TASK PROMPT ▸ Print the entries verbatim, leaving out the images they contain.

MATERIAL SHOWN ▸
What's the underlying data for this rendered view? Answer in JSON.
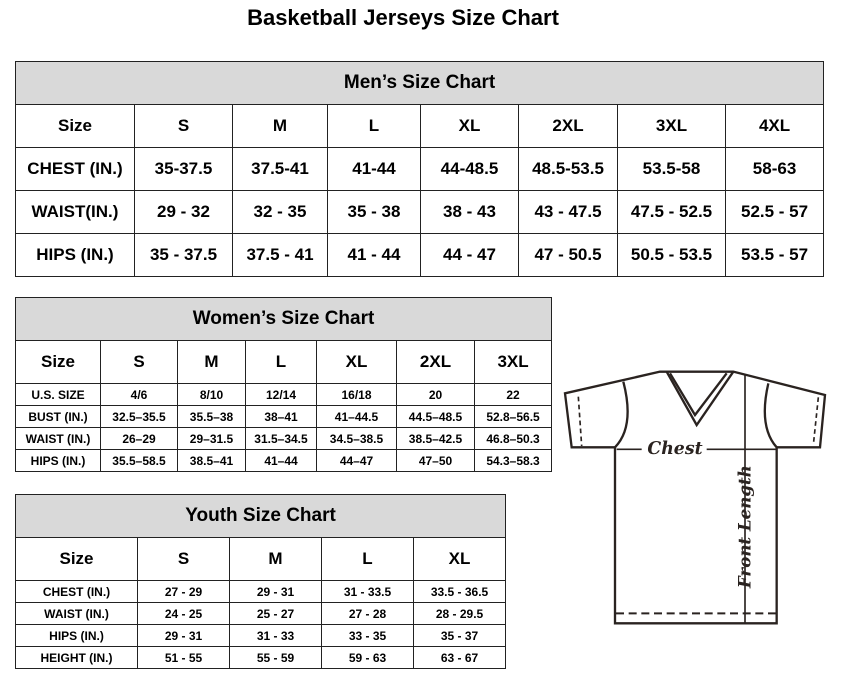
{
  "title": "Basketball Jerseys Size Chart",
  "men": {
    "heading": "Men’s Size Chart",
    "header": [
      "Size",
      "S",
      "M",
      "L",
      "XL",
      "2XL",
      "3XL",
      "4XL"
    ],
    "rows": [
      [
        "CHEST (IN.)",
        "35-37.5",
        "37.5-41",
        "41-44",
        "44-48.5",
        "48.5-53.5",
        "53.5-58",
        "58-63"
      ],
      [
        "WAIST(IN.)",
        "29 - 32",
        "32 - 35",
        "35 - 38",
        "38 - 43",
        "43 - 47.5",
        "47.5 - 52.5",
        "52.5 - 57"
      ],
      [
        "HIPS (IN.)",
        "35 - 37.5",
        "37.5 - 41",
        "41 - 44",
        "44 - 47",
        "47 - 50.5",
        "50.5 - 53.5",
        "53.5 - 57"
      ]
    ]
  },
  "women": {
    "heading": "Women’s Size Chart",
    "header": [
      "Size",
      "S",
      "M",
      "L",
      "XL",
      "2XL",
      "3XL"
    ],
    "rows": [
      [
        "U.S. SIZE",
        "4/6",
        "8/10",
        "12/14",
        "16/18",
        "20",
        "22"
      ],
      [
        "BUST (IN.)",
        "32.5–35.5",
        "35.5–38",
        "38–41",
        "41–44.5",
        "44.5–48.5",
        "52.8–56.5"
      ],
      [
        "WAIST (IN.)",
        "26–29",
        "29–31.5",
        "31.5–34.5",
        "34.5–38.5",
        "38.5–42.5",
        "46.8–50.3"
      ],
      [
        "HIPS (IN.)",
        "35.5–58.5",
        "38.5–41",
        "41–44",
        "44–47",
        "47–50",
        "54.3–58.3"
      ]
    ]
  },
  "youth": {
    "heading": "Youth Size Chart",
    "header": [
      "Size",
      "S",
      "M",
      "L",
      "XL"
    ],
    "rows": [
      [
        "CHEST (IN.)",
        "27 - 29",
        "29 - 31",
        "31 - 33.5",
        "33.5 - 36.5"
      ],
      [
        "WAIST (IN.)",
        "24 - 25",
        "25 - 27",
        "27 - 28",
        "28 - 29.5"
      ],
      [
        "HIPS (IN.)",
        "29 - 31",
        "31 - 33",
        "33 - 35",
        "35 - 37"
      ],
      [
        "HEIGHT (IN.)",
        "51 - 55",
        "55 - 59",
        "59 - 63",
        "63 - 67"
      ]
    ]
  },
  "diagram": {
    "chest_label": "Chest",
    "length_label": "Front Length",
    "icon": "t-shirt-icon"
  }
}
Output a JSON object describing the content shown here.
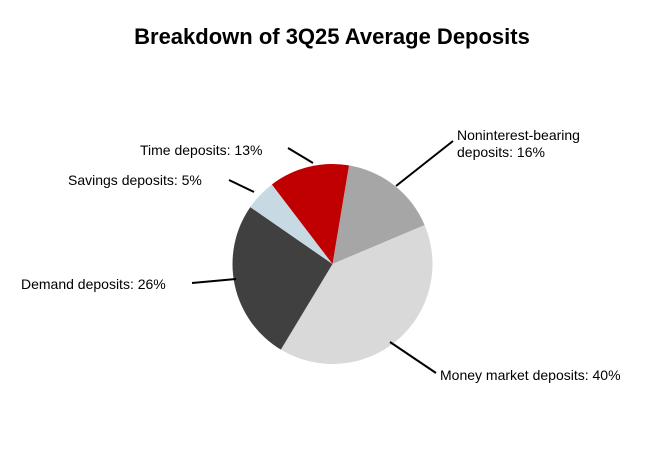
{
  "chart_data": {
    "type": "pie",
    "title": "Breakdown of 3Q25 Average Deposits",
    "categories": [
      "Noninterest-bearing deposits",
      "Money market deposits",
      "Demand deposits",
      "Savings deposits",
      "Time deposits"
    ],
    "values": [
      16,
      40,
      26,
      5,
      13
    ],
    "unit": "%",
    "colors": [
      "#A6A6A6",
      "#D9D9D9",
      "#404040",
      "#C7DAE4",
      "#C00000"
    ],
    "labels": [
      "Noninterest-bearing deposits: 16%",
      "Money market deposits: 40%",
      "Demand deposits: 26%",
      "Savings deposits: 5%",
      "Time deposits: 13%"
    ],
    "start_angle_deg": 9.5,
    "direction": "clockwise",
    "legend_position": "none",
    "label_style": "leader-line callouts",
    "leader_line_color": "#000000",
    "title_color": "#000000"
  }
}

ANSWER TO THE PROBLEM ▸
What's the underlying data for this rendered view? Answer in JSON.
{
  "title": "Basketball Jerseys Size Chart",
  "men": {
    "heading": "Men’s Size Chart",
    "header": [
      "Size",
      "S",
      "M",
      "L",
      "XL",
      "2XL",
      "3XL",
      "4XL"
    ],
    "rows": [
      [
        "CHEST (IN.)",
        "35-37.5",
        "37.5-41",
        "41-44",
        "44-48.5",
        "48.5-53.5",
        "53.5-58",
        "58-63"
      ],
      [
        "WAIST(IN.)",
        "29 - 32",
        "32 - 35",
        "35 - 38",
        "38 - 43",
        "43 - 47.5",
        "47.5 - 52.5",
        "52.5 - 57"
      ],
      [
        "HIPS (IN.)",
        "35 - 37.5",
        "37.5 - 41",
        "41 - 44",
        "44 - 47",
        "47 - 50.5",
        "50.5 - 53.5",
        "53.5 - 57"
      ]
    ]
  },
  "women": {
    "heading": "Women’s Size Chart",
    "header": [
      "Size",
      "S",
      "M",
      "L",
      "XL",
      "2XL",
      "3XL"
    ],
    "rows": [
      [
        "U.S. SIZE",
        "4/6",
        "8/10",
        "12/14",
        "16/18",
        "20",
        "22"
      ],
      [
        "BUST (IN.)",
        "32.5–35.5",
        "35.5–38",
        "38–41",
        "41–44.5",
        "44.5–48.5",
        "52.8–56.5"
      ],
      [
        "WAIST (IN.)",
        "26–29",
        "29–31.5",
        "31.5–34.5",
        "34.5–38.5",
        "38.5–42.5",
        "46.8–50.3"
      ],
      [
        "HIPS (IN.)",
        "35.5–58.5",
        "38.5–41",
        "41–44",
        "44–47",
        "47–50",
        "54.3–58.3"
      ]
    ]
  },
  "youth": {
    "heading": "Youth Size Chart",
    "header": [
      "Size",
      "S",
      "M",
      "L",
      "XL"
    ],
    "rows": [
      [
        "CHEST (IN.)",
        "27 - 29",
        "29 - 31",
        "31 - 33.5",
        "33.5 - 36.5"
      ],
      [
        "WAIST (IN.)",
        "24 - 25",
        "25 - 27",
        "27 - 28",
        "28 - 29.5"
      ],
      [
        "HIPS (IN.)",
        "29 - 31",
        "31 - 33",
        "33 - 35",
        "35 - 37"
      ],
      [
        "HEIGHT (IN.)",
        "51 - 55",
        "55 - 59",
        "59 - 63",
        "63 - 67"
      ]
    ]
  },
  "diagram": {
    "chest_label": "Chest",
    "length_label": "Front Length",
    "icon": "t-shirt-icon"
  }
}
Output a JSON object describing the content shown here.
{
  "chart_data": {
    "type": "pie",
    "title": "Breakdown of 3Q25 Average Deposits",
    "categories": [
      "Noninterest-bearing deposits",
      "Money market deposits",
      "Demand deposits",
      "Savings deposits",
      "Time deposits"
    ],
    "values": [
      16,
      40,
      26,
      5,
      13
    ],
    "unit": "%",
    "colors": [
      "#A6A6A6",
      "#D9D9D9",
      "#404040",
      "#C7DAE4",
      "#C00000"
    ],
    "labels": [
      "Noninterest-bearing deposits: 16%",
      "Money market deposits: 40%",
      "Demand deposits: 26%",
      "Savings deposits: 5%",
      "Time deposits: 13%"
    ],
    "start_angle_deg": 9.5,
    "direction": "clockwise",
    "legend_position": "none",
    "label_style": "leader-line callouts",
    "leader_line_color": "#000000",
    "title_color": "#000000"
  }
}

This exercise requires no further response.